What follows is a set of records; repeat all of them exactly.
>> begin Data shown
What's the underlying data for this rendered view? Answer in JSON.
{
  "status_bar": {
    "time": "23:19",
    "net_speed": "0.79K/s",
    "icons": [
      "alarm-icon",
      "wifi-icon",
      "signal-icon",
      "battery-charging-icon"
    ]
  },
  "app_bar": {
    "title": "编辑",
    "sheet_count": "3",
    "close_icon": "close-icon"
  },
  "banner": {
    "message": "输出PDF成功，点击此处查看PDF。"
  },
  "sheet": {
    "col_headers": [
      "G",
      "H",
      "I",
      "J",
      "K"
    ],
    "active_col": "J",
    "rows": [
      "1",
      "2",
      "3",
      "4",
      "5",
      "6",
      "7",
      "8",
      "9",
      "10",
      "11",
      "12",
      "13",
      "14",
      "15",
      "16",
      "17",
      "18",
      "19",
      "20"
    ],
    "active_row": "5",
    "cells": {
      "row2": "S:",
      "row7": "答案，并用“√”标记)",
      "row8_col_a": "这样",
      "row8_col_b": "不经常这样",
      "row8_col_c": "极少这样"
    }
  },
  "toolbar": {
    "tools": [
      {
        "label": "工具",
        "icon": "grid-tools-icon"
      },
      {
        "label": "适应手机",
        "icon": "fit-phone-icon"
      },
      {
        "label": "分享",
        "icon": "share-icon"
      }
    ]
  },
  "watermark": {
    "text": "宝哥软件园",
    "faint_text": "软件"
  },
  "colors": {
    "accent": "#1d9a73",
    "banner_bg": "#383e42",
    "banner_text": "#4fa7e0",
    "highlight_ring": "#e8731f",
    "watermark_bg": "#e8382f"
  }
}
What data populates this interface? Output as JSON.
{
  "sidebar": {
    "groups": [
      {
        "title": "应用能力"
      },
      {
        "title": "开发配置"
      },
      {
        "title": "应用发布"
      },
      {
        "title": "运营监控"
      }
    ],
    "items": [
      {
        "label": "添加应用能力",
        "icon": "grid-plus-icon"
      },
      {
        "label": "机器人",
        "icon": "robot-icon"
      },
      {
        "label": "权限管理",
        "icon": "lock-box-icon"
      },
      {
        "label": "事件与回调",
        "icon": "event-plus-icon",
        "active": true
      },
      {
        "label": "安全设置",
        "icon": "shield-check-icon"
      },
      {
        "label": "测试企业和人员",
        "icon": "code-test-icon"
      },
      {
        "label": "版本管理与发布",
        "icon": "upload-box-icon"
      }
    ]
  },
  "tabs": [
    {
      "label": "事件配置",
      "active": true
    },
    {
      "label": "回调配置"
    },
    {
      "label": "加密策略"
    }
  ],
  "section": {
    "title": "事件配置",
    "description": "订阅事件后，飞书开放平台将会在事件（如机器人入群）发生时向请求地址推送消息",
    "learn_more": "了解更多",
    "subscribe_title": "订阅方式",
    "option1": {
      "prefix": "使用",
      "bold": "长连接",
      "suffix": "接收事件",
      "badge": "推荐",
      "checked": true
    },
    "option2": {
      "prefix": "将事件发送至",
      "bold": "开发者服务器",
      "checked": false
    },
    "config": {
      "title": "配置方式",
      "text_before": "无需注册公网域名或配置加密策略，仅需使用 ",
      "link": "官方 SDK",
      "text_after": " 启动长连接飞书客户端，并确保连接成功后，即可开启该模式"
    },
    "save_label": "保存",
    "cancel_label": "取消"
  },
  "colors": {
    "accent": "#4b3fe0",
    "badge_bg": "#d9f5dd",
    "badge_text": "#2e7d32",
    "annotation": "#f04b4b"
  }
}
>> end Data shown
Task solution:
What's the underlying data for this rendered view? Answer in JSON.
{
  "status_bar": {
    "time": "23:19",
    "net_speed": "0.79K/s",
    "icons": [
      "alarm-icon",
      "wifi-icon",
      "signal-icon",
      "battery-charging-icon"
    ]
  },
  "app_bar": {
    "title": "编辑",
    "sheet_count": "3",
    "close_icon": "close-icon"
  },
  "banner": {
    "message": "输出PDF成功，点击此处查看PDF。"
  },
  "sheet": {
    "col_headers": [
      "G",
      "H",
      "I",
      "J",
      "K"
    ],
    "active_col": "J",
    "rows": [
      "1",
      "2",
      "3",
      "4",
      "5",
      "6",
      "7",
      "8",
      "9",
      "10",
      "11",
      "12",
      "13",
      "14",
      "15",
      "16",
      "17",
      "18",
      "19",
      "20"
    ],
    "active_row": "5",
    "cells": {
      "row2": "S:",
      "row7": "答案，并用“√”标记)",
      "row8_col_a": "这样",
      "row8_col_b": "不经常这样",
      "row8_col_c": "极少这样"
    }
  },
  "toolbar": {
    "tools": [
      {
        "label": "工具",
        "icon": "grid-tools-icon"
      },
      {
        "label": "适应手机",
        "icon": "fit-phone-icon"
      },
      {
        "label": "分享",
        "icon": "share-icon"
      }
    ]
  },
  "watermark": {
    "text": "宝哥软件园",
    "faint_text": "软件"
  },
  "colors": {
    "accent": "#1d9a73",
    "banner_bg": "#383e42",
    "banner_text": "#4fa7e0",
    "highlight_ring": "#e8731f",
    "watermark_bg": "#e8382f"
  }
}
What data populates this interface? Output as JSON.
{
  "sidebar": {
    "groups": [
      {
        "title": "应用能力"
      },
      {
        "title": "开发配置"
      },
      {
        "title": "应用发布"
      },
      {
        "title": "运营监控"
      }
    ],
    "items": [
      {
        "label": "添加应用能力",
        "icon": "grid-plus-icon"
      },
      {
        "label": "机器人",
        "icon": "robot-icon"
      },
      {
        "label": "权限管理",
        "icon": "lock-box-icon"
      },
      {
        "label": "事件与回调",
        "icon": "event-plus-icon",
        "active": true
      },
      {
        "label": "安全设置",
        "icon": "shield-check-icon"
      },
      {
        "label": "测试企业和人员",
        "icon": "code-test-icon"
      },
      {
        "label": "版本管理与发布",
        "icon": "upload-box-icon"
      }
    ]
  },
  "tabs": [
    {
      "label": "事件配置",
      "active": true
    },
    {
      "label": "回调配置"
    },
    {
      "label": "加密策略"
    }
  ],
  "section": {
    "title": "事件配置",
    "description": "订阅事件后，飞书开放平台将会在事件（如机器人入群）发生时向请求地址推送消息",
    "learn_more": "了解更多",
    "subscribe_title": "订阅方式",
    "option1": {
      "prefix": "使用",
      "bold": "长连接",
      "suffix": "接收事件",
      "badge": "推荐",
      "checked": true
    },
    "option2": {
      "prefix": "将事件发送至",
      "bold": "开发者服务器",
      "checked": false
    },
    "config": {
      "title": "配置方式",
      "text_before": "无需注册公网域名或配置加密策略，仅需使用 ",
      "link": "官方 SDK",
      "text_after": " 启动长连接飞书客户端，并确保连接成功后，即可开启该模式"
    },
    "save_label": "保存",
    "cancel_label": "取消"
  },
  "colors": {
    "accent": "#4b3fe0",
    "badge_bg": "#d9f5dd",
    "badge_text": "#2e7d32",
    "annotation": "#f04b4b"
  }
}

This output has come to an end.